__Stated goal__.
Reproduce the whole listing, character for character.

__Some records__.
***

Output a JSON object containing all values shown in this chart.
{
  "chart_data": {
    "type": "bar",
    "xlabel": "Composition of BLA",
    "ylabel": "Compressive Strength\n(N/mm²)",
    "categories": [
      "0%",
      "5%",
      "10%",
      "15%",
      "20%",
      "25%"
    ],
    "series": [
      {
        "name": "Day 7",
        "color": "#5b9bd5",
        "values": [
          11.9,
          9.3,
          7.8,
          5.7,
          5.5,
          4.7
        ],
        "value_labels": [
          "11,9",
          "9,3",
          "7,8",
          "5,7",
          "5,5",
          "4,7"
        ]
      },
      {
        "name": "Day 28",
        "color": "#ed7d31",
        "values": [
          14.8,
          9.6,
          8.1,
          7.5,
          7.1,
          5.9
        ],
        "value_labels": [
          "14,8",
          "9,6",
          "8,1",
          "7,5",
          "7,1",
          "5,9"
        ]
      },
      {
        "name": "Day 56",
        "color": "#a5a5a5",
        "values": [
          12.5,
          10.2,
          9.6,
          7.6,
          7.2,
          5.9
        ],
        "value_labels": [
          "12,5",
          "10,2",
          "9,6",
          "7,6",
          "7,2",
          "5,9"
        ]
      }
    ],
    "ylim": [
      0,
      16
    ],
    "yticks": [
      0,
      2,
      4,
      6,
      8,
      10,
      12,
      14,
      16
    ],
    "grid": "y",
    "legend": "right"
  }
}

***

__Reply__.
Output a JSON object containing all values shown in this chart.
{
  "chart_data": {
    "type": "bar",
    "xlabel": "Composition of BLA",
    "ylabel": "Compressive Strength\n(N/mm²)",
    "categories": [
      "0%",
      "5%",
      "10%",
      "15%",
      "20%",
      "25%"
    ],
    "series": [
      {
        "name": "Day 7",
        "color": "#5b9bd5",
        "values": [
          11.9,
          9.3,
          7.8,
          5.7,
          5.5,
          4.7
        ],
        "value_labels": [
          "11,9",
          "9,3",
          "7,8",
          "5,7",
          "5,5",
          "4,7"
        ]
      },
      {
        "name": "Day 28",
        "color": "#ed7d31",
        "values": [
          14.8,
          9.6,
          8.1,
          7.5,
          7.1,
          5.9
        ],
        "value_labels": [
          "14,8",
          "9,6",
          "8,1",
          "7,5",
          "7,1",
          "5,9"
        ]
      },
      {
        "name": "Day 56",
        "color": "#a5a5a5",
        "values": [
          12.5,
          10.2,
          9.6,
          7.6,
          7.2,
          5.9
        ],
        "value_labels": [
          "12,5",
          "10,2",
          "9,6",
          "7,6",
          "7,2",
          "5,9"
        ]
      }
    ],
    "ylim": [
      0,
      16
    ],
    "yticks": [
      0,
      2,
      4,
      6,
      8,
      10,
      12,
      14,
      16
    ],
    "grid": "y",
    "legend": "right"
  }
}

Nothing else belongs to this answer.